╭─ RECORD EXTRACTS

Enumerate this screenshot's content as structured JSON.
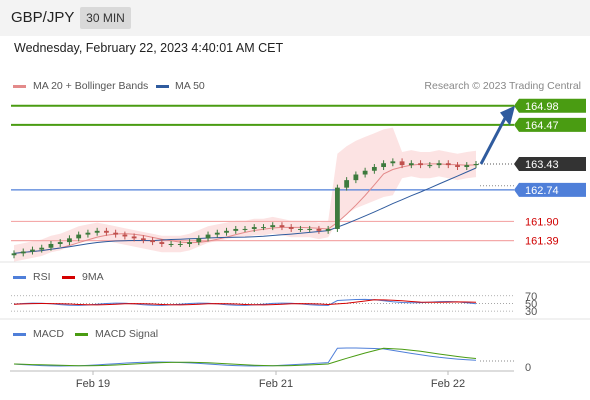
{
  "header": {
    "symbol": "GBP/JPY",
    "timeframe": "30 MIN"
  },
  "timestamp": "Wednesday, February 22, 2023 4:40:01 AM CET",
  "legend": {
    "ma20": "MA 20 + Bollinger Bands",
    "ma50": "MA 50"
  },
  "credit": "Research © 2023 Trading Central",
  "rsi_legend": {
    "rsi": "RSI",
    "signal": "9MA"
  },
  "macd_legend": {
    "macd": "MACD",
    "signal": "MACD Signal"
  },
  "colors": {
    "green": "#4a9c12",
    "blue": "#4f7fd9",
    "red": "#e38a8a",
    "candle_up": "#3d7a3d",
    "candle_down": "#c0504d",
    "arrow": "#2f5b9e",
    "current": "#333333"
  },
  "chart_data": {
    "type": "candlestick",
    "x_ticks": [
      "Feb 19",
      "Feb 21",
      "Feb 22"
    ],
    "price_levels": [
      {
        "label": "164.98",
        "value": 164.98,
        "kind": "target"
      },
      {
        "label": "164.47",
        "value": 164.47,
        "kind": "target"
      },
      {
        "label": "163.43",
        "value": 163.43,
        "kind": "current"
      },
      {
        "label": "162.74",
        "value": 162.74,
        "kind": "pivot"
      },
      {
        "label": "161.90",
        "value": 161.9,
        "kind": "support"
      },
      {
        "label": "161.39",
        "value": 161.39,
        "kind": "support"
      }
    ],
    "price_range": [
      160.9,
      165.4
    ],
    "close_approx": [
      161.05,
      161.1,
      161.15,
      161.2,
      161.3,
      161.35,
      161.45,
      161.55,
      161.6,
      161.65,
      161.6,
      161.55,
      161.5,
      161.45,
      161.4,
      161.35,
      161.3,
      161.3,
      161.3,
      161.35,
      161.45,
      161.55,
      161.6,
      161.65,
      161.7,
      161.7,
      161.75,
      161.75,
      161.8,
      161.75,
      161.7,
      161.7,
      161.7,
      161.65,
      161.7,
      162.8,
      163.0,
      163.15,
      163.25,
      163.35,
      163.45,
      163.5,
      163.4,
      163.45,
      163.4,
      163.4,
      163.45,
      163.4,
      163.35,
      163.4,
      163.43
    ],
    "rsi": {
      "levels": [
        70,
        50,
        30
      ]
    },
    "macd": {
      "zero_label": "0"
    }
  }
}
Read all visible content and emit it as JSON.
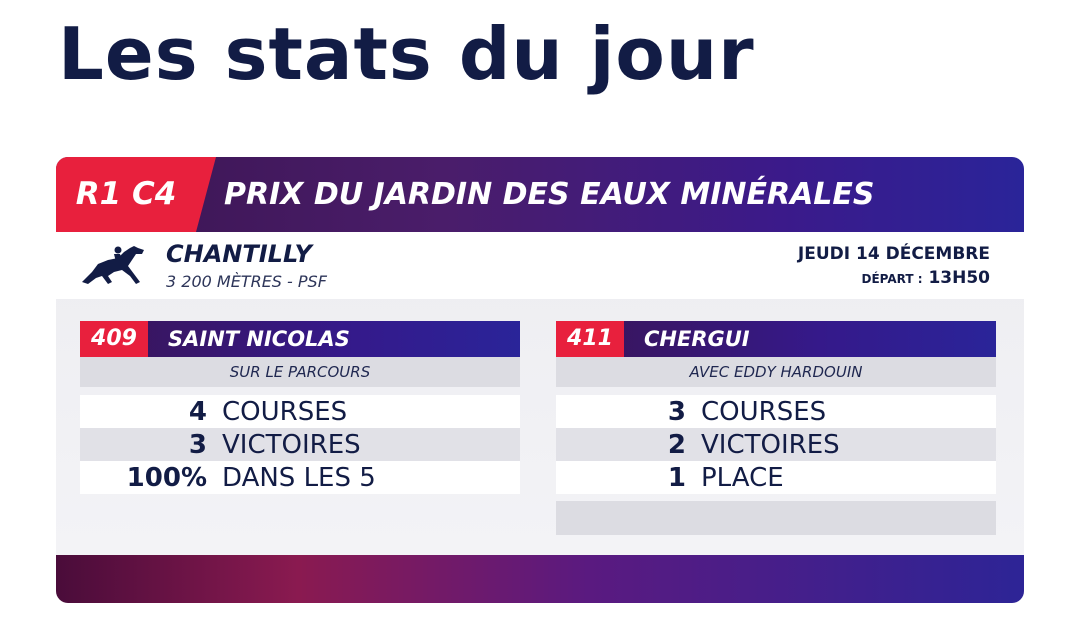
{
  "page": {
    "title": "Les stats du jour"
  },
  "race": {
    "code": "R1 C4",
    "name": "PRIX DU JARDIN DES EAUX MINÉRALES",
    "venue": "CHANTILLY",
    "details": "3 200 MÈTRES - PSF",
    "date": "JEUDI 14 DÉCEMBRE",
    "departure_label": "DÉPART :",
    "departure_time": "13H50"
  },
  "horses": [
    {
      "number": "409",
      "name": "SAINT NICOLAS",
      "subtitle": "SUR LE PARCOURS",
      "stats": [
        {
          "value": "4",
          "label": "COURSES"
        },
        {
          "value": "3",
          "label": "VICTOIRES"
        },
        {
          "value": "100%",
          "label": "DANS LES 5"
        }
      ]
    },
    {
      "number": "411",
      "name": "CHERGUI",
      "subtitle": "AVEC EDDY HARDOUIN",
      "stats": [
        {
          "value": "3",
          "label": "COURSES"
        },
        {
          "value": "2",
          "label": "VICTOIRES"
        },
        {
          "value": "1",
          "label": "PLACE"
        }
      ]
    }
  ],
  "icons": {
    "venue_logo": "galloping-horse-icon"
  },
  "colors": {
    "navy": "#121c45",
    "red": "#e8203d",
    "purple": "#3b1a8a"
  }
}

╰─

#### [WHAT THIS TASK INVOLVES]
All of the data above should be transcribed verbatim, with pictures omitted.

#### [COMPLETE ANSWER]
Enumerate this screenshot's content as structured JSON.
{
  "header": {
    "symbol": "GBP/JPY",
    "timeframe": "30 MIN"
  },
  "timestamp": "Wednesday, February 22, 2023 4:40:01 AM CET",
  "legend": {
    "ma20": "MA 20 + Bollinger Bands",
    "ma50": "MA 50"
  },
  "credit": "Research © 2023 Trading Central",
  "rsi_legend": {
    "rsi": "RSI",
    "signal": "9MA"
  },
  "macd_legend": {
    "macd": "MACD",
    "signal": "MACD Signal"
  },
  "colors": {
    "green": "#4a9c12",
    "blue": "#4f7fd9",
    "red": "#e38a8a",
    "candle_up": "#3d7a3d",
    "candle_down": "#c0504d",
    "arrow": "#2f5b9e",
    "current": "#333333"
  },
  "chart_data": {
    "type": "candlestick",
    "x_ticks": [
      "Feb 19",
      "Feb 21",
      "Feb 22"
    ],
    "price_levels": [
      {
        "label": "164.98",
        "value": 164.98,
        "kind": "target"
      },
      {
        "label": "164.47",
        "value": 164.47,
        "kind": "target"
      },
      {
        "label": "163.43",
        "value": 163.43,
        "kind": "current"
      },
      {
        "label": "162.74",
        "value": 162.74,
        "kind": "pivot"
      },
      {
        "label": "161.90",
        "value": 161.9,
        "kind": "support"
      },
      {
        "label": "161.39",
        "value": 161.39,
        "kind": "support"
      }
    ],
    "price_range": [
      160.9,
      165.4
    ],
    "close_approx": [
      161.05,
      161.1,
      161.15,
      161.2,
      161.3,
      161.35,
      161.45,
      161.55,
      161.6,
      161.65,
      161.6,
      161.55,
      161.5,
      161.45,
      161.4,
      161.35,
      161.3,
      161.3,
      161.3,
      161.35,
      161.45,
      161.55,
      161.6,
      161.65,
      161.7,
      161.7,
      161.75,
      161.75,
      161.8,
      161.75,
      161.7,
      161.7,
      161.7,
      161.65,
      161.7,
      162.8,
      163.0,
      163.15,
      163.25,
      163.35,
      163.45,
      163.5,
      163.4,
      163.45,
      163.4,
      163.4,
      163.45,
      163.4,
      163.35,
      163.4,
      163.43
    ],
    "rsi": {
      "levels": [
        70,
        50,
        30
      ]
    },
    "macd": {
      "zero_label": "0"
    }
  }
}
Read all visible content and emit it as JSON.
{
  "page": {
    "title": "Les stats du jour"
  },
  "race": {
    "code": "R1 C4",
    "name": "PRIX DU JARDIN DES EAUX MINÉRALES",
    "venue": "CHANTILLY",
    "details": "3 200 MÈTRES - PSF",
    "date": "JEUDI 14 DÉCEMBRE",
    "departure_label": "DÉPART :",
    "departure_time": "13H50"
  },
  "horses": [
    {
      "number": "409",
      "name": "SAINT NICOLAS",
      "subtitle": "SUR LE PARCOURS",
      "stats": [
        {
          "value": "4",
          "label": "COURSES"
        },
        {
          "value": "3",
          "label": "VICTOIRES"
        },
        {
          "value": "100%",
          "label": "DANS LES 5"
        }
      ]
    },
    {
      "number": "411",
      "name": "CHERGUI",
      "subtitle": "AVEC EDDY HARDOUIN",
      "stats": [
        {
          "value": "3",
          "label": "COURSES"
        },
        {
          "value": "2",
          "label": "VICTOIRES"
        },
        {
          "value": "1",
          "label": "PLACE"
        }
      ]
    }
  ],
  "icons": {
    "venue_logo": "galloping-horse-icon"
  },
  "colors": {
    "navy": "#121c45",
    "red": "#e8203d",
    "purple": "#3b1a8a"
  }
}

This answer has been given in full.